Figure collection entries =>
-*-*-

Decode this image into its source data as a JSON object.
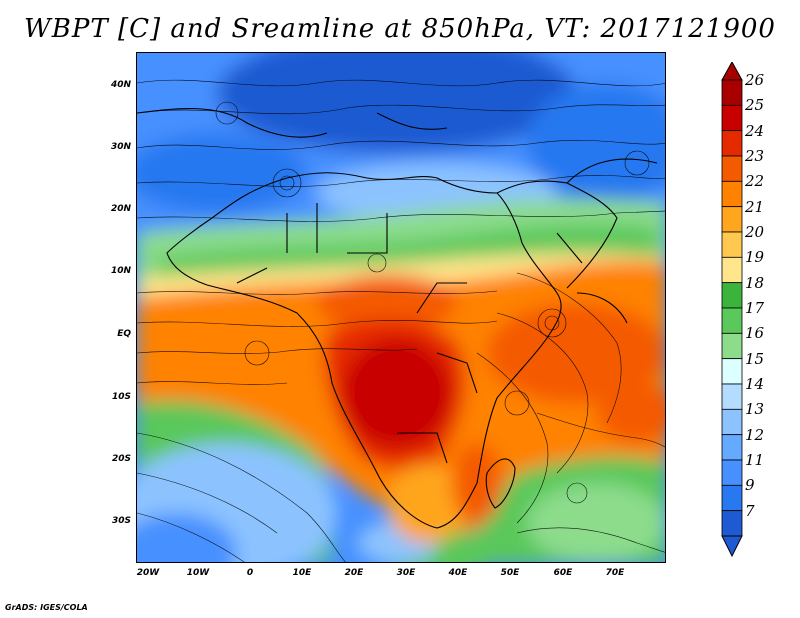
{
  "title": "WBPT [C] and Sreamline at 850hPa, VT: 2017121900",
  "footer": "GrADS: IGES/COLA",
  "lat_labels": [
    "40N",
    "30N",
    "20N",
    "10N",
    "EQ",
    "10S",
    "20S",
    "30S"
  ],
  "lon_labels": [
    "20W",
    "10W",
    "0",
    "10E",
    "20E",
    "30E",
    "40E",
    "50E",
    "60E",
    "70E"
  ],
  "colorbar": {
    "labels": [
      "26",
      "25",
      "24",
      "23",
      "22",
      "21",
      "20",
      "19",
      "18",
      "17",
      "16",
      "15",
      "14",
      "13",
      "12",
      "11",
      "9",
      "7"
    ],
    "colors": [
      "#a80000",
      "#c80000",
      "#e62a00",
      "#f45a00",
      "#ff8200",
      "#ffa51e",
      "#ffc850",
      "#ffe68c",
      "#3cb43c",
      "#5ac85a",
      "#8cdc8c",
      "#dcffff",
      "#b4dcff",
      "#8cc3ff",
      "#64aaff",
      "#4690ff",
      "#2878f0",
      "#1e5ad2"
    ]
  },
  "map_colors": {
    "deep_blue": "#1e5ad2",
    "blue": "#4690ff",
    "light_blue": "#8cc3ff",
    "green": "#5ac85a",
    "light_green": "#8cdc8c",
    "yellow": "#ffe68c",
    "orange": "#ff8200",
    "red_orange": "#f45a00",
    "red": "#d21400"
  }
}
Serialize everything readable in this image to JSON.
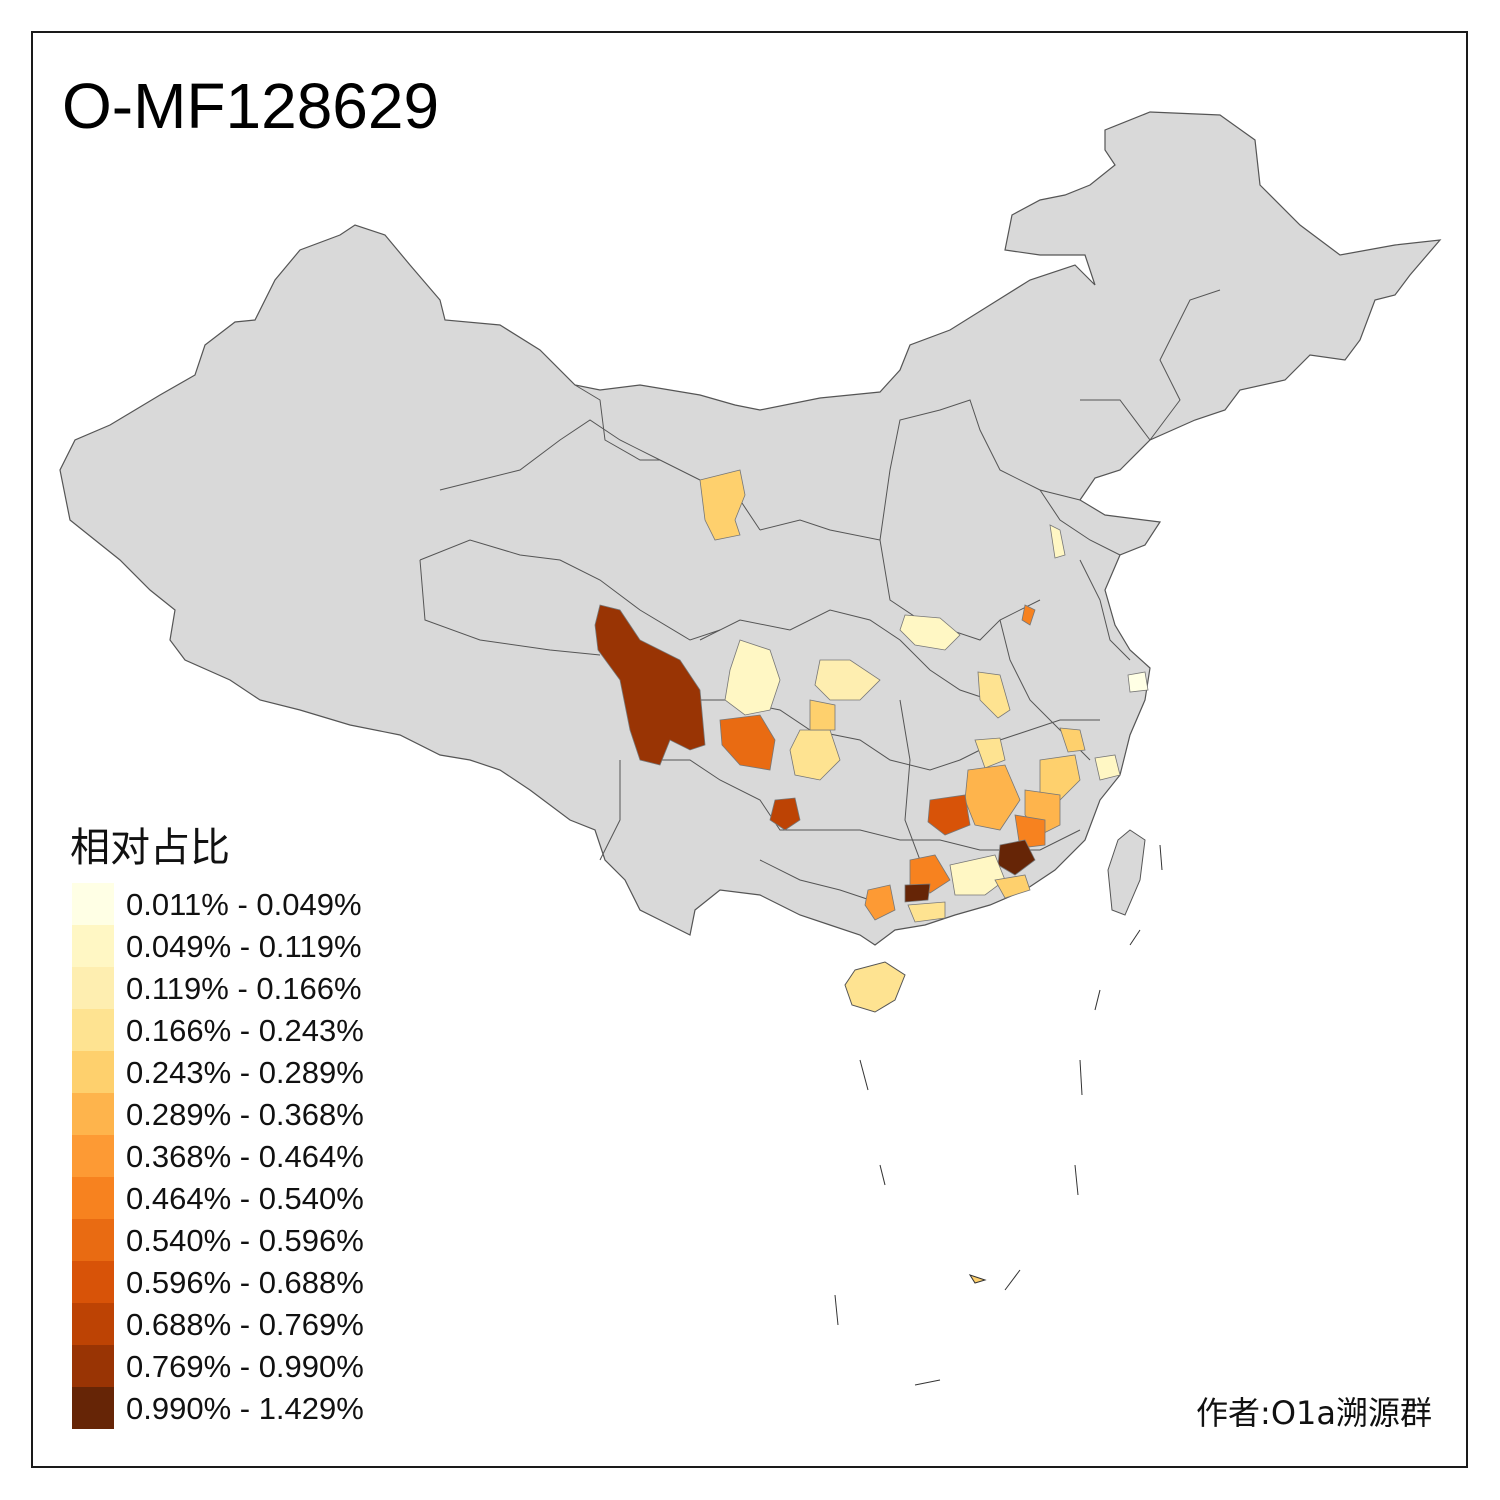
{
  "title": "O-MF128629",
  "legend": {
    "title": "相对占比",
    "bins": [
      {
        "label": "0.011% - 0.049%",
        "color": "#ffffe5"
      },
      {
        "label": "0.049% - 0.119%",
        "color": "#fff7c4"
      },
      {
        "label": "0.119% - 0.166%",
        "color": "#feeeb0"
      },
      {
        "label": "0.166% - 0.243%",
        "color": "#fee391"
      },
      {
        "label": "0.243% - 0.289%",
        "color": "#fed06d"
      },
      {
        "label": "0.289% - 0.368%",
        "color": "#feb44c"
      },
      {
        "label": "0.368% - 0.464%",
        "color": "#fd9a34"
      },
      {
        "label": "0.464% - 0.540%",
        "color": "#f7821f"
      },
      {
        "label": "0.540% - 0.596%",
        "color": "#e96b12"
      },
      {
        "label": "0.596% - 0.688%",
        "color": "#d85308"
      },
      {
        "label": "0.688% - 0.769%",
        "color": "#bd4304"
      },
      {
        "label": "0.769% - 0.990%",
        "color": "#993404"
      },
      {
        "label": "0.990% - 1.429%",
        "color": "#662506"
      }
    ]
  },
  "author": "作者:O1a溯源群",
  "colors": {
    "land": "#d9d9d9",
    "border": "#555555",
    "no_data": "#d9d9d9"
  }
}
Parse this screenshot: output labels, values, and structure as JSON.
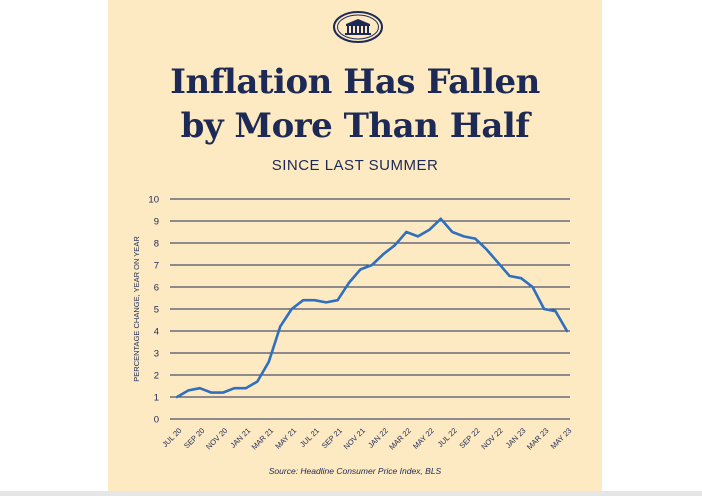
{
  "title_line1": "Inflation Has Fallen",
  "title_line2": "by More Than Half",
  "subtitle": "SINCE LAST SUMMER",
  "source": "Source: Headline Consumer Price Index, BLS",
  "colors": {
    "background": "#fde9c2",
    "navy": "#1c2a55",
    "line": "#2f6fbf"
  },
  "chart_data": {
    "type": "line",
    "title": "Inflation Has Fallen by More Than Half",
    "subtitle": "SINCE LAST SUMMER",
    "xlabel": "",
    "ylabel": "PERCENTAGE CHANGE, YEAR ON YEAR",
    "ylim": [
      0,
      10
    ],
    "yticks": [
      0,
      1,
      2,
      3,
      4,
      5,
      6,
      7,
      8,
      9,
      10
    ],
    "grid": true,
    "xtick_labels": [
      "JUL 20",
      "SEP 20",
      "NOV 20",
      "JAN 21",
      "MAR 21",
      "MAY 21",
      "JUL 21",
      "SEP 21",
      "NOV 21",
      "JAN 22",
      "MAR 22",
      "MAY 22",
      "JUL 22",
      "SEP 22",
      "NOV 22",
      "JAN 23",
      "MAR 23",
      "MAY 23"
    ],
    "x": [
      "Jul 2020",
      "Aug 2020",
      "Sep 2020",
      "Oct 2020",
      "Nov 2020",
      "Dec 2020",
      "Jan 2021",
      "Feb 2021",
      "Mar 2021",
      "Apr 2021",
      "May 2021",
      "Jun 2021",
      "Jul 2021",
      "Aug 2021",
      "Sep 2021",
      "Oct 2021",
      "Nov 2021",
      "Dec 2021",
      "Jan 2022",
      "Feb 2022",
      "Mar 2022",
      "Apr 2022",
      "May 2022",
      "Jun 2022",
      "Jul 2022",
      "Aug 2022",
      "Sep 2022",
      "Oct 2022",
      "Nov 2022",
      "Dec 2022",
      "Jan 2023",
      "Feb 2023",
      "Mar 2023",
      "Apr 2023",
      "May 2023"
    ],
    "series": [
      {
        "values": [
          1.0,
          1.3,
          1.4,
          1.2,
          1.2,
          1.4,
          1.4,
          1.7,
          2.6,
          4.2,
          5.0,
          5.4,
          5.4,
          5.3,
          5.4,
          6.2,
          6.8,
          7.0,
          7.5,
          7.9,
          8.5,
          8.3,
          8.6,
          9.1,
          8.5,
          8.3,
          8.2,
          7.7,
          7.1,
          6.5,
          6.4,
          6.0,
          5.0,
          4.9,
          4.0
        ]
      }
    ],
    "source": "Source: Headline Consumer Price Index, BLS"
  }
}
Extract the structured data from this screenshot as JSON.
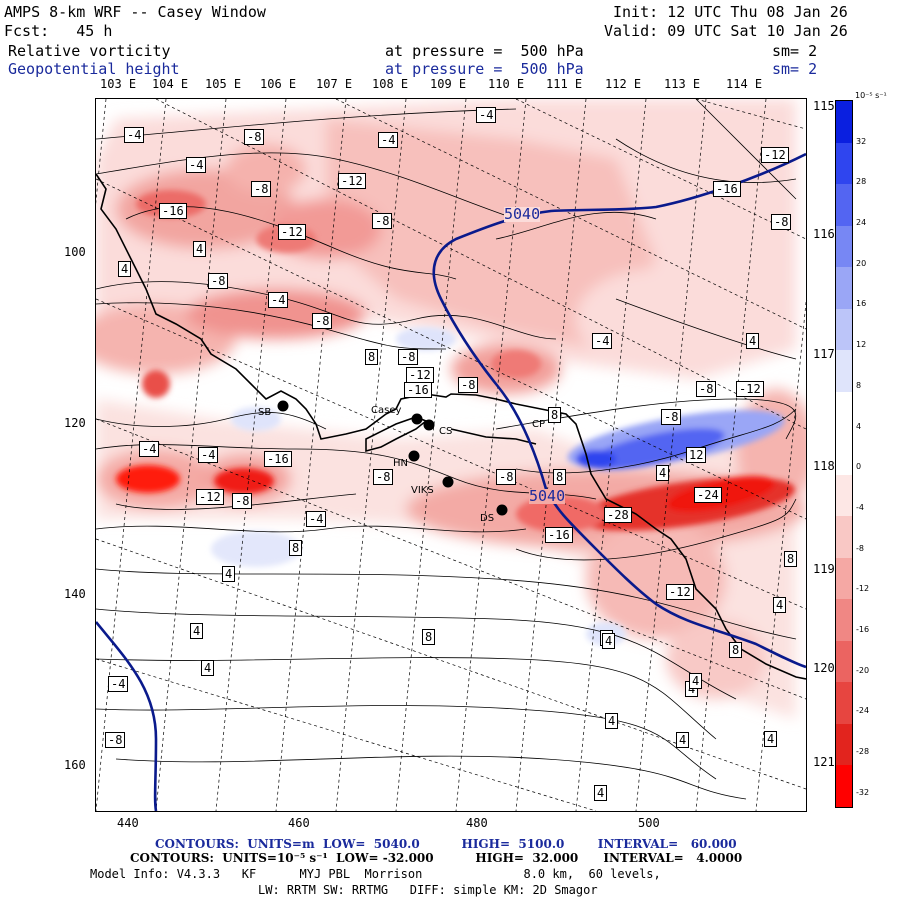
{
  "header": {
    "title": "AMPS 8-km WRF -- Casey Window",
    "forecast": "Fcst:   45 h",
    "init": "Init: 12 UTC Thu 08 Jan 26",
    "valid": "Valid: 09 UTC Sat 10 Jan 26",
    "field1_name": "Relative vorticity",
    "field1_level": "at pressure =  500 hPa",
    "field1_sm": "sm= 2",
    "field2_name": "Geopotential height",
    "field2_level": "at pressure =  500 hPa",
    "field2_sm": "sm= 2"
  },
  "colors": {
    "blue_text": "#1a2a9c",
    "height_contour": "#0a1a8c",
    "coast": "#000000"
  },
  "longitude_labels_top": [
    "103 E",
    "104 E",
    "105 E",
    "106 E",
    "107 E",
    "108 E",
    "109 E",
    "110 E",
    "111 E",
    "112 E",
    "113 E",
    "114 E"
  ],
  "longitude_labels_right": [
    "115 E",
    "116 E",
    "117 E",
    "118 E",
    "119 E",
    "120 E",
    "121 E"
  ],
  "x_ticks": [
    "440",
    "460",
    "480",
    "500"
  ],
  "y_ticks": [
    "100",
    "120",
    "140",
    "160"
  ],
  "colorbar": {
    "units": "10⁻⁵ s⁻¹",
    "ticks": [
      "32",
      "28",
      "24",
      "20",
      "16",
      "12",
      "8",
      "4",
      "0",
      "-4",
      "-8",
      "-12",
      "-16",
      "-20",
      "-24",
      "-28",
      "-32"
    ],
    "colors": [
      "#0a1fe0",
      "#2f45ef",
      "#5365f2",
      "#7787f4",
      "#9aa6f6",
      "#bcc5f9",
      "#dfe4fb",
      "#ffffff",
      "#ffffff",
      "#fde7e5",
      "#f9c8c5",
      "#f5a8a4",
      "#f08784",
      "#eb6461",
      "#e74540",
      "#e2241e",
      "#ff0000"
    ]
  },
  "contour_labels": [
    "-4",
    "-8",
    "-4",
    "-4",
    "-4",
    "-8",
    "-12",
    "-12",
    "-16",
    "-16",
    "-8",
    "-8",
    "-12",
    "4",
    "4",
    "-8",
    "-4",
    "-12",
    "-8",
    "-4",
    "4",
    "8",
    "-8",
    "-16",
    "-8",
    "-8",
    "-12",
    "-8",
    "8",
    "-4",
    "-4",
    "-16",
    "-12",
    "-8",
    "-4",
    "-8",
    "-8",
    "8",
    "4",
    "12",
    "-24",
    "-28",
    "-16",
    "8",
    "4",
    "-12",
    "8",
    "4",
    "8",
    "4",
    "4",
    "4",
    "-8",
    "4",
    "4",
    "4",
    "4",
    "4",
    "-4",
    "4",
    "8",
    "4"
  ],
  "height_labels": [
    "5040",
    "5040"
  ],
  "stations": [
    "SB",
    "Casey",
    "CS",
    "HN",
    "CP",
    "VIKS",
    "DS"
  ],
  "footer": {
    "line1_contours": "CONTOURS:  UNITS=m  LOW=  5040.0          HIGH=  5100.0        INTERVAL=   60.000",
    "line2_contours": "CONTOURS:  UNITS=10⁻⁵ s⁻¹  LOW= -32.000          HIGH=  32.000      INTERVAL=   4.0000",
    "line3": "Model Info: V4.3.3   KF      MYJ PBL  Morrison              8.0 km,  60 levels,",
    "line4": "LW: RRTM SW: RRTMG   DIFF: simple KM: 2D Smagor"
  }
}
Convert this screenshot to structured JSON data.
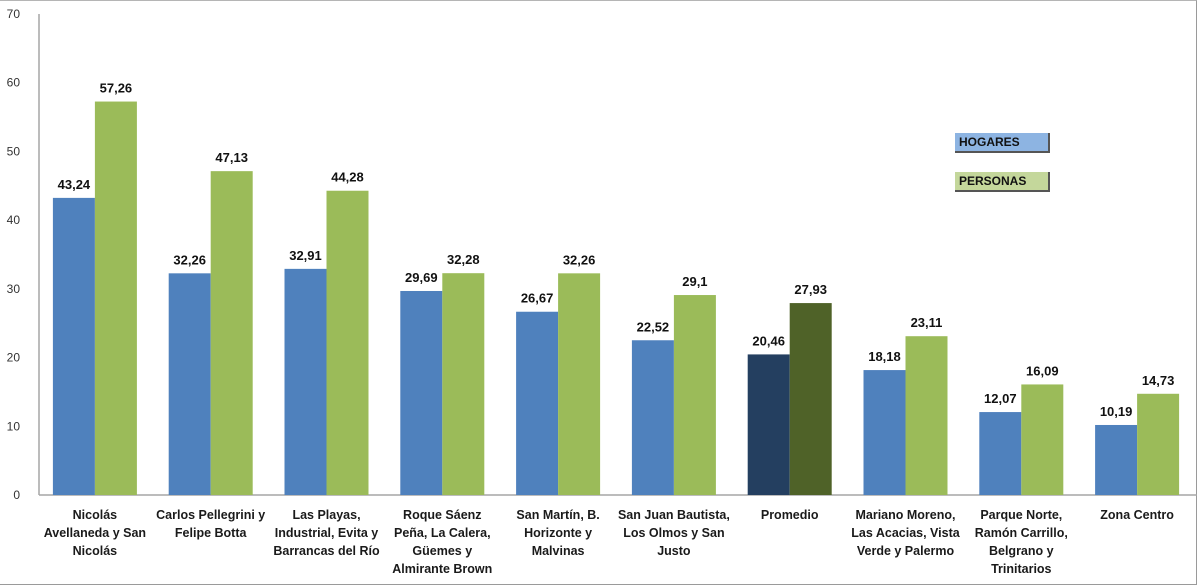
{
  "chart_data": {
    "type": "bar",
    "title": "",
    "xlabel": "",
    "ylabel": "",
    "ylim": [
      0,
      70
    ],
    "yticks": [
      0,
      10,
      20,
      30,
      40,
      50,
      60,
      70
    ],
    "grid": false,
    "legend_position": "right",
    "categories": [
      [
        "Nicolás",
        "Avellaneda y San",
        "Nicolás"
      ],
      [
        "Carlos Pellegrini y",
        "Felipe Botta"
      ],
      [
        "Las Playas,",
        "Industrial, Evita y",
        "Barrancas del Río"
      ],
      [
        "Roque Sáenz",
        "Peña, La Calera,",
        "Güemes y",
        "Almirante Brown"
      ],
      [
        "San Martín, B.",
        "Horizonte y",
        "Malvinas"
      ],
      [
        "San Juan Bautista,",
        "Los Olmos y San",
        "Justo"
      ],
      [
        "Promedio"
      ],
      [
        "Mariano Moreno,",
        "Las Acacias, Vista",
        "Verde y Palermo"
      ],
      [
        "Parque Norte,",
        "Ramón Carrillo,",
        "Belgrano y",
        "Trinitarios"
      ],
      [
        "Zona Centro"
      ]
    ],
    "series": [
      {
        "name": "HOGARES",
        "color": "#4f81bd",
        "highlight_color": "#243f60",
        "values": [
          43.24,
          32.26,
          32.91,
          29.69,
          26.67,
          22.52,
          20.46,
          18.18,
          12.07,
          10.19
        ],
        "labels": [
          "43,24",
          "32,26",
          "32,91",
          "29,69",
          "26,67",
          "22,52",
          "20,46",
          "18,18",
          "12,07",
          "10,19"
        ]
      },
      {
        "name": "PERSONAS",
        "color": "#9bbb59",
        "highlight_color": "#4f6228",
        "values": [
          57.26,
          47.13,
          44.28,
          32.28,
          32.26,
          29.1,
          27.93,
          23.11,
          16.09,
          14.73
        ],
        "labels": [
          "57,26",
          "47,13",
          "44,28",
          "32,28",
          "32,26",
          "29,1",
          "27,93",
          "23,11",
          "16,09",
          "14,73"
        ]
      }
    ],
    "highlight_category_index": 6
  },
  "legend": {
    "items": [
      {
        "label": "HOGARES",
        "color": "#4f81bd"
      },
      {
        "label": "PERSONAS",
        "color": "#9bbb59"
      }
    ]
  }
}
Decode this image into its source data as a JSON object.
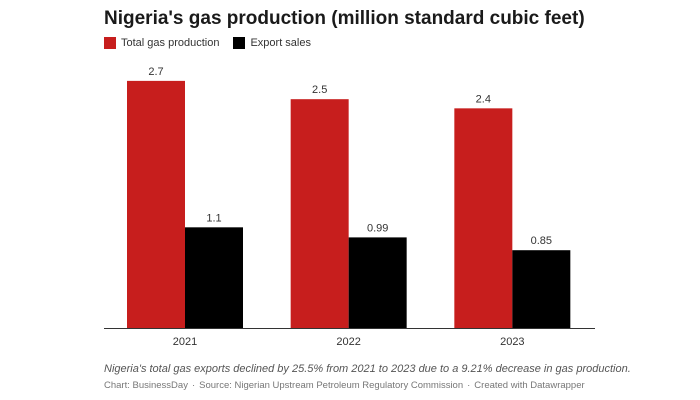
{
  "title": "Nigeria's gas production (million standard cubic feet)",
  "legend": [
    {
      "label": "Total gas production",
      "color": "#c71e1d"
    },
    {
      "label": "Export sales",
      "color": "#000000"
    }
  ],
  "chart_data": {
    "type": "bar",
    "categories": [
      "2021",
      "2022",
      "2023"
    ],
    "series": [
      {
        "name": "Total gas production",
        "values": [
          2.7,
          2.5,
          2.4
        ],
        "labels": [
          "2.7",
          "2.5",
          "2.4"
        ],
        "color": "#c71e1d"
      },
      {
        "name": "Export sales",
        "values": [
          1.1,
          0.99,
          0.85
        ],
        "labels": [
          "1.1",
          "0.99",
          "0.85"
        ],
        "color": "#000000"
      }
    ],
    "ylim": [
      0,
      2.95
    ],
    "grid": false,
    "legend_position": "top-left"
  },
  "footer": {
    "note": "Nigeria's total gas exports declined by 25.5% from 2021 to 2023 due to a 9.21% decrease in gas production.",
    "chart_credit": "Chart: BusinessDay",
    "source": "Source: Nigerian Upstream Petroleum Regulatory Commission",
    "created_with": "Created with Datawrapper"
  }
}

-*-*-

PROBLEM DETAILS => Find the lines above holding the word "Consumer" and show them.

EXERCISE ANSWER =>
  "source": "Source: Headline Consumer Price Index, BLS",
    "source": "Source: Headline Consumer Price Index, BLS"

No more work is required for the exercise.